What you are asked to do = Restate each entry word for word, leaving nothing out.

━━━ Stored records ━━━

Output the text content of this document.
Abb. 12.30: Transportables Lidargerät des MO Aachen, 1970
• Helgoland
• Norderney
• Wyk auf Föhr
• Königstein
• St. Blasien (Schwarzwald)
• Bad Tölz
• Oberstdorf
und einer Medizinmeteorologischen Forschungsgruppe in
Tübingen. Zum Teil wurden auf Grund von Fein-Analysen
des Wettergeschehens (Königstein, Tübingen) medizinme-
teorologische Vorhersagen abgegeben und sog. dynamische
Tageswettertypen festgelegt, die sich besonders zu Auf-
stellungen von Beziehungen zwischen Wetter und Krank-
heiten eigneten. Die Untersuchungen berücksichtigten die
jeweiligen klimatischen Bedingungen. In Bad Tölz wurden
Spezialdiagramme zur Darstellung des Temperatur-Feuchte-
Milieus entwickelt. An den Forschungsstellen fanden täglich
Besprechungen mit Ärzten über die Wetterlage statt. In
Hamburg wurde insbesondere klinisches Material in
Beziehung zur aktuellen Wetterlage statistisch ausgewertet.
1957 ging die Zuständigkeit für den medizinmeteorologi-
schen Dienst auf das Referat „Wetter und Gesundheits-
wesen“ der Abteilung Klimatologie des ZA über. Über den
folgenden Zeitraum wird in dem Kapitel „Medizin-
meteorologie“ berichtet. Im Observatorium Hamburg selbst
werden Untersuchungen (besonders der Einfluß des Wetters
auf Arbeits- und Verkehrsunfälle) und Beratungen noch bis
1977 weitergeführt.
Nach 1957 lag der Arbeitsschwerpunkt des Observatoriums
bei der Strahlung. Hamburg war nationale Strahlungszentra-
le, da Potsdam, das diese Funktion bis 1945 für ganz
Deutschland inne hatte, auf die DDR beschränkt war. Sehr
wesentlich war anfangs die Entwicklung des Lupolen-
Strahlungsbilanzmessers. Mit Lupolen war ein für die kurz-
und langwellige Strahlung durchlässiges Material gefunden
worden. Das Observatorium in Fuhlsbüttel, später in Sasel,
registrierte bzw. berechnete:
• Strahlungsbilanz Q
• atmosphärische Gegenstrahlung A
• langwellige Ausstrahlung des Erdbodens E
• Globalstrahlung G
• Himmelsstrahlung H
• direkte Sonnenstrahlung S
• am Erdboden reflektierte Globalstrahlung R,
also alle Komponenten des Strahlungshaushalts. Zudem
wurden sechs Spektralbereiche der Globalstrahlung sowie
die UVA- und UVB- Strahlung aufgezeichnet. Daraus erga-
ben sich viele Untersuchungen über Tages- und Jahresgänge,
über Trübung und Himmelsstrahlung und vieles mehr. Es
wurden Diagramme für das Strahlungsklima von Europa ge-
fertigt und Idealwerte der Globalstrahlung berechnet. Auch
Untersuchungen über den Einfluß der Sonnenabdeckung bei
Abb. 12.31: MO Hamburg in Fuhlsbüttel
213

━━━

Task response =
Output the text content of this document.
Abb. 12.30: Transportables Lidargerät des MO Aachen, 1970
• Helgoland
• Norderney
• Wyk auf Föhr
• Königstein
• St. Blasien (Schwarzwald)
• Bad Tölz
• Oberstdorf
und einer Medizinmeteorologischen Forschungsgruppe in
Tübingen. Zum Teil wurden auf Grund von Fein-Analysen
des Wettergeschehens (Königstein, Tübingen) medizinme-
teorologische Vorhersagen abgegeben und sog. dynamische
Tageswettertypen festgelegt, die sich besonders zu Auf-
stellungen von Beziehungen zwischen Wetter und Krank-
heiten eigneten. Die Untersuchungen berücksichtigten die
jeweiligen klimatischen Bedingungen. In Bad Tölz wurden
Spezialdiagramme zur Darstellung des Temperatur-Feuchte-
Milieus entwickelt. An den Forschungsstellen fanden täglich
Besprechungen mit Ärzten über die Wetterlage statt. In
Hamburg wurde insbesondere klinisches Material in
Beziehung zur aktuellen Wetterlage statistisch ausgewertet.
1957 ging die Zuständigkeit für den medizinmeteorologi-
schen Dienst auf das Referat „Wetter und Gesundheits-
wesen“ der Abteilung Klimatologie des ZA über. Über den
folgenden Zeitraum wird in dem Kapitel „Medizin-
meteorologie“ berichtet. Im Observatorium Hamburg selbst
werden Untersuchungen (besonders der Einfluß des Wetters
auf Arbeits- und Verkehrsunfälle) und Beratungen noch bis
1977 weitergeführt.
Nach 1957 lag der Arbeitsschwerpunkt des Observatoriums
bei der Strahlung. Hamburg war nationale Strahlungszentra-
le, da Potsdam, das diese Funktion bis 1945 für ganz
Deutschland inne hatte, auf die DDR beschränkt war. Sehr
wesentlich war anfangs die Entwicklung des Lupolen-
Strahlungsbilanzmessers. Mit Lupolen war ein für die kurz-
und langwellige Strahlung durchlässiges Material gefunden
worden. Das Observatorium in Fuhlsbüttel, später in Sasel,
registrierte bzw. berechnete:
• Strahlungsbilanz Q
• atmosphärische Gegenstrahlung A
• langwellige Ausstrahlung des Erdbodens E
• Globalstrahlung G
• Himmelsstrahlung H
• direkte Sonnenstrahlung S
• am Erdboden reflektierte Globalstrahlung R,
also alle Komponenten des Strahlungshaushalts. Zudem
wurden sechs Spektralbereiche der Globalstrahlung sowie
die UVA- und UVB- Strahlung aufgezeichnet. Daraus erga-
ben sich viele Untersuchungen über Tages- und Jahresgänge,
über Trübung und Himmelsstrahlung und vieles mehr. Es
wurden Diagramme für das Strahlungsklima von Europa ge-
fertigt und Idealwerte der Globalstrahlung berechnet. Auch
Untersuchungen über den Einfluß der Sonnenabdeckung bei
Abb. 12.31: MO Hamburg in Fuhlsbüttel
213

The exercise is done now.